* **Extract**
◆ ◆ ◆

The Sleepwalkers: How Europe Went to War in 1914
The Sleepwalkers: How Europe Went to War in 1914
Penguin / Allen Lane 697pp £30
These are heady days for historians. While the 1990s saw one 50-year retrospective after another on the Second World War for those writing on the First the centennial of all centennials is fast approaching.
After a century it remains the ultimate historical whodunit. How did Europe, at the height of its glory, commit collective suicide, drowning centuries of progress in the bloodletting of 1914-18?
Until recently many historians believed this question to have been settled for good, with a consensus emerging that Germany had willed the war out of her fear of the growth of Russian power. Fortunately for First World War buffs this increasingly sterile Germanocentric orthodoxy is at last buckling under the weight of new research. In The Sleepwalkers Christopher Clark restores the primacy of the Balkans to a conflict which, lest we forget, began in Sarajevo.
Clark opens with a gripping narrative of Serbia’s grisly coup d’état of 1903, which saw hyper-nationalist officers carry out ‘an orgy of gratuitous violence,’ butchering the king and queen, along with the prime minister and war minister. The royal corpses were ‘disemboweled’, ‘mutilated beyond recognition,’ and then tossed, ‘virtually naked and slimy with gore,’ into the palace garden.
If one is to explain how Europe’s long peace turned into the bloodiest war in history this is not a bad place to begin. Having grabbed his readers’ attention, Clark charts the growth of the Austro-Serbian antagonism through Austria-Hungary’s provocative annexation of Bosnia-Herzegovina in 1908 and the Balkan Wars of 1912-13, which saw Serbia nearly double in size. We meet all the key policymakers in Belgrade and Vienna, including the heir to the throne, Franz Ferdinand, and his wife Sophie. The stage seems set for the drama in Sarajevo.
Clark, however, is not quite ready to get on with his story. Like all historians seeking to unpuzzle 1914 he needs to explain how a local Balkan quarrel turned into a world war. And so he peels back to reconstruct, at forbidding length, the ‘polarization of Europe’ in the preceding decades. Although much of this territory is familiar, Clark is rigorous, scholarly and thorough as he navigates it.
Above all, he is conscientious, sometimes to a fault. After describing European diplomacy as a sort of ‘Harold Pinter play where the characters know each other very well and like each other very little,’ Clark buries his own point underneath a discussion of ‘hypertrophic forms of masculinity,’ the idea being, apparently, that Europe’s real problem in 1914 was that the ‘play’ of power politics had ‘only male characters’. As opposed to all the years before when female statesmen predominated?

◆ ◆ ◆

* **Required actions**
1. Rewrite the stretch of the book review from "Until recently many" through "began in Sarajevo.", replacing "Germany" with "the German Empire".
2. Write the next part of the book review of The Sleepwalkers, picking up after its final sentence.
The lines after this have no role in what is asked here.

[Stored data entries]
◆ ◆ ◆

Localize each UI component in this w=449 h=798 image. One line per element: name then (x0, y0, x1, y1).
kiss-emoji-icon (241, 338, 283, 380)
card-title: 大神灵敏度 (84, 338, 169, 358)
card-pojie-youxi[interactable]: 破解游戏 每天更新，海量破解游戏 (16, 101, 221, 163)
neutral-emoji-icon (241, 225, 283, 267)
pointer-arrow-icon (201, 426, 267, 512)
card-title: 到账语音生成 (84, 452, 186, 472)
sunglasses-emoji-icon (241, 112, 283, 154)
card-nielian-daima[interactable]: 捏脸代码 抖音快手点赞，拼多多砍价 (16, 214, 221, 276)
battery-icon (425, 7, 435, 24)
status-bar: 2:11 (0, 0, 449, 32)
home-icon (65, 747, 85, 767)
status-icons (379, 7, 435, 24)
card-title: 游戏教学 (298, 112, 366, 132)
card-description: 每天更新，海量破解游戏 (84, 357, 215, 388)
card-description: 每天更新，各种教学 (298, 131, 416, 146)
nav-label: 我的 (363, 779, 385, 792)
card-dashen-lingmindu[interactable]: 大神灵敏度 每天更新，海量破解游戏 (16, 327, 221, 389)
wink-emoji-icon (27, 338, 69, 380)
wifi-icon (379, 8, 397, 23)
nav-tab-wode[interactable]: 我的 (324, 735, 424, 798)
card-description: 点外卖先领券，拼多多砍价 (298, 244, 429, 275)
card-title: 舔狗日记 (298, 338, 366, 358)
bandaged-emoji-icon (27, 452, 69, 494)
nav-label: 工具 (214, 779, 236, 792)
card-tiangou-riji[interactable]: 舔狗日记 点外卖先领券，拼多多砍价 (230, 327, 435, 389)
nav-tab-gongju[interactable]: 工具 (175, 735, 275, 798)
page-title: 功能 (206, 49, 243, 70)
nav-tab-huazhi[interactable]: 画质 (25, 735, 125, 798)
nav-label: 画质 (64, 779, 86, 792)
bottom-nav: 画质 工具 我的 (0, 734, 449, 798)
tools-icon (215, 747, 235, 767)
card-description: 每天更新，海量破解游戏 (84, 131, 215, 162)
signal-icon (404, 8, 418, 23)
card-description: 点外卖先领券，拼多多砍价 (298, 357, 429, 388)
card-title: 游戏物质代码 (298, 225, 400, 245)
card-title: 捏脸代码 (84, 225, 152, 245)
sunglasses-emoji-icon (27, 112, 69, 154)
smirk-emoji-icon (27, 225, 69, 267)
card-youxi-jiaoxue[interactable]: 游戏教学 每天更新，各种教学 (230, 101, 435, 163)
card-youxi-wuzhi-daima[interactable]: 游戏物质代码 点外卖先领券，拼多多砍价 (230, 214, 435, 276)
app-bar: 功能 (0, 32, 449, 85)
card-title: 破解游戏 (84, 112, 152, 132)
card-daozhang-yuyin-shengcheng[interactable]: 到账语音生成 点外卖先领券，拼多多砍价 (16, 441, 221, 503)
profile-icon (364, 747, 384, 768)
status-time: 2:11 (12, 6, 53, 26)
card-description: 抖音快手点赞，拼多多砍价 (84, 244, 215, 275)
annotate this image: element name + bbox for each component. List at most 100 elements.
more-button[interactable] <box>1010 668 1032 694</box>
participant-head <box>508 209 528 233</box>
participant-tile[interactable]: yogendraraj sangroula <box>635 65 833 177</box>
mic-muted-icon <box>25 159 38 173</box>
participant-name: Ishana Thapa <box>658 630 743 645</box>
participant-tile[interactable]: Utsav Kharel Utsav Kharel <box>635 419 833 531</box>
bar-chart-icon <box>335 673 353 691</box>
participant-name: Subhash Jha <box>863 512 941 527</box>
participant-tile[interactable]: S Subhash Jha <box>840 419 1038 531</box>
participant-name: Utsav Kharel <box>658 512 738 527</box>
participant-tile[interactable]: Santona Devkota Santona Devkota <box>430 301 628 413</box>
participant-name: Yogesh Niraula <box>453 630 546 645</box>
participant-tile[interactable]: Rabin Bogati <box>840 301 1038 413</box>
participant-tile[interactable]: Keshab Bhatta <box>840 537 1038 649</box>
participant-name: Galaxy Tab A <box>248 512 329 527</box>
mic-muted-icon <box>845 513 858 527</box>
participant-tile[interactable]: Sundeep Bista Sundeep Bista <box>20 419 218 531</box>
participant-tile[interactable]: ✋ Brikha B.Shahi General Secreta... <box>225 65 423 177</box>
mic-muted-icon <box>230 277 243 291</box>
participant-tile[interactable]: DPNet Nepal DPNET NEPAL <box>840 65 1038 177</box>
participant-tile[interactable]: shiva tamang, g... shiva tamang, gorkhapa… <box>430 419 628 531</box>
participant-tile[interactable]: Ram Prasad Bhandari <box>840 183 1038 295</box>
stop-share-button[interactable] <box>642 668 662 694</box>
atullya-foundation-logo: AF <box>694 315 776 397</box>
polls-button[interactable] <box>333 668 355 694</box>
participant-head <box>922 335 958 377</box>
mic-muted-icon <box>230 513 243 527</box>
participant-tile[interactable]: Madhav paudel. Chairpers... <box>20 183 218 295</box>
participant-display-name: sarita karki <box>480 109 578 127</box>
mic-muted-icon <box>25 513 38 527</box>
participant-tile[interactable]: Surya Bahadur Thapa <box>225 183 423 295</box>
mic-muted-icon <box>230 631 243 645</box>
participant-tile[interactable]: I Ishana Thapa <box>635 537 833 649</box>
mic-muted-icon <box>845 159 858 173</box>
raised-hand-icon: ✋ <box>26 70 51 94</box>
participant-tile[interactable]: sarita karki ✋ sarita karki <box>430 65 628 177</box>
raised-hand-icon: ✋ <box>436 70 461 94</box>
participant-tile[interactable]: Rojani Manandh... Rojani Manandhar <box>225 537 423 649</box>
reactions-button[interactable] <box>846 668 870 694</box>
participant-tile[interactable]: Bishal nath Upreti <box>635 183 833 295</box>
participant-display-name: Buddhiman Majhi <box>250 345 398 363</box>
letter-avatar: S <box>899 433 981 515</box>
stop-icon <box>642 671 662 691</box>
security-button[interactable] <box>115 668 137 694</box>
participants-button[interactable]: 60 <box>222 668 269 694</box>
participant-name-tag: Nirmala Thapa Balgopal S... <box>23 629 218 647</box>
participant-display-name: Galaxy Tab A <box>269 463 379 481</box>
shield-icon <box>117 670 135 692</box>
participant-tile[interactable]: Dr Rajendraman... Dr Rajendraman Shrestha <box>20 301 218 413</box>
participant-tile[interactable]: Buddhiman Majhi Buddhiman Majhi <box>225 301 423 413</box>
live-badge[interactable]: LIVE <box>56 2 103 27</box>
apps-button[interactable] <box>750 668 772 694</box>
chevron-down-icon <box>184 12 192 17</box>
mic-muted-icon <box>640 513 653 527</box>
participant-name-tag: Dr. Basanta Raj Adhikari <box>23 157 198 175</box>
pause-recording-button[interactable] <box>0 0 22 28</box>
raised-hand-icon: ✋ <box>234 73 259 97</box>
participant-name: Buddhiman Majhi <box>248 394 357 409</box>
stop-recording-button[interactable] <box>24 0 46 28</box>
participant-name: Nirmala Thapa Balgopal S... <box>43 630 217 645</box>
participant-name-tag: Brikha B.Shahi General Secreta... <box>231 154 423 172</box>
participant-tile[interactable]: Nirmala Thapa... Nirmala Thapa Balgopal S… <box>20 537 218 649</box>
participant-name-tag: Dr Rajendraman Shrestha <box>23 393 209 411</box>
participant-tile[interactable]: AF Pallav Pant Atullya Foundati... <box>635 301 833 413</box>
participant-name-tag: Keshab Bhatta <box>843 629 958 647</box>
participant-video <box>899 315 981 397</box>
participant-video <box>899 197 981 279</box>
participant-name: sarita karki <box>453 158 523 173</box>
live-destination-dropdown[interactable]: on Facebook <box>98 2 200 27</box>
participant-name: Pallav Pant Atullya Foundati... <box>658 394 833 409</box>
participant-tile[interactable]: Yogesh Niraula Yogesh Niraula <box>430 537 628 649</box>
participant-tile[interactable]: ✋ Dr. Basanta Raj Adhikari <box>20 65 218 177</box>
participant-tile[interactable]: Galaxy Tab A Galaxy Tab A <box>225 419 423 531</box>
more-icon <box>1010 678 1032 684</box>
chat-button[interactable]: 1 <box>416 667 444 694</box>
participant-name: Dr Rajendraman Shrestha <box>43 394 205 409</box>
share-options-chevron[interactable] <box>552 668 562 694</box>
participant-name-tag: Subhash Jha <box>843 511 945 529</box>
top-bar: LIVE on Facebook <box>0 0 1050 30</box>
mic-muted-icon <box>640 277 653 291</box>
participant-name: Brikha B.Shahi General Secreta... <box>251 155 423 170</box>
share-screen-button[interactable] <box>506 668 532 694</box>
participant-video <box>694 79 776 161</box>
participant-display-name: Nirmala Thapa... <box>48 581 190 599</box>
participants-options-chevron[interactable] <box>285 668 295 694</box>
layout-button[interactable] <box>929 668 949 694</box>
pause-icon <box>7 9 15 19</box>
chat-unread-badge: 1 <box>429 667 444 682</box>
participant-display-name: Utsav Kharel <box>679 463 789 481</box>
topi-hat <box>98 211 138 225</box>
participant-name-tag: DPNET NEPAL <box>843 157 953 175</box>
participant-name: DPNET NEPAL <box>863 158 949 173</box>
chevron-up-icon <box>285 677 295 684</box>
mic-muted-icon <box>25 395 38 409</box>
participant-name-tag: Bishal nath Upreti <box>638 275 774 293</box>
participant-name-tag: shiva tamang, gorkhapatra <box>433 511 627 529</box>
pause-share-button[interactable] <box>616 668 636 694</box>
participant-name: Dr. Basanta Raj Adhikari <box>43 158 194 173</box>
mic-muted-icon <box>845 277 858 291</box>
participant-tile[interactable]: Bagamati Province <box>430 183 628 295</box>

◆ ◆ ◆

* **Answers by item**
1.
Until recently many historians believed this question to have been settled for good, with a consensus emerging that the German Empire had willed the war out of her fear of the growth of Russian power. Fortunately for First World War buffs this increasingly sterile Germanocentric orthodoxy is at last buckling under the weight of new research. In The Sleepwalkers Christopher Clark restores the primacy of the Balkans to a conflict which, lest we forget, began in Sarajevo.

2.
The demands of political correctness being what they are, one can forgive a bit of this sort of thing. But each little curtsey to fashion takes its toll. After wading through hundreds of pages of what amounts to a giant parenthesis on Europe’s alliance system, with jargon-ridden digressions into theory (the ‘normative power of the factual’; ‘narratives of inevitability’) and the ‘broader contours of gender history,’ many readers may have lost the plot by the time the proper narrative resumes.
This is too bad, for much of what Clark has to say is worthwhile. He points out that Austrian claims about Serbian complicity in Sarajevo proved essentially correct, although one would never guess this from histories still coloured by the ‘Russian counter-narrative’ of Serbian innocence. He dismisses the canard that France and Russia were ‘shocked’ when they learned of the ultimatum: both had known what was coming for days, which allowed them to coordinate a response. Austria’s supposedly ‘draconian’ ultimatum, Clark shows, was far less harsh than the one NATO gave Belgrade before the Kosovo war of 1999. And Serbia’s reply was not conciliatory at all, but a ‘highly perfumed rejection,’ designed to impress France and Britain (Russia having already given its backing for war).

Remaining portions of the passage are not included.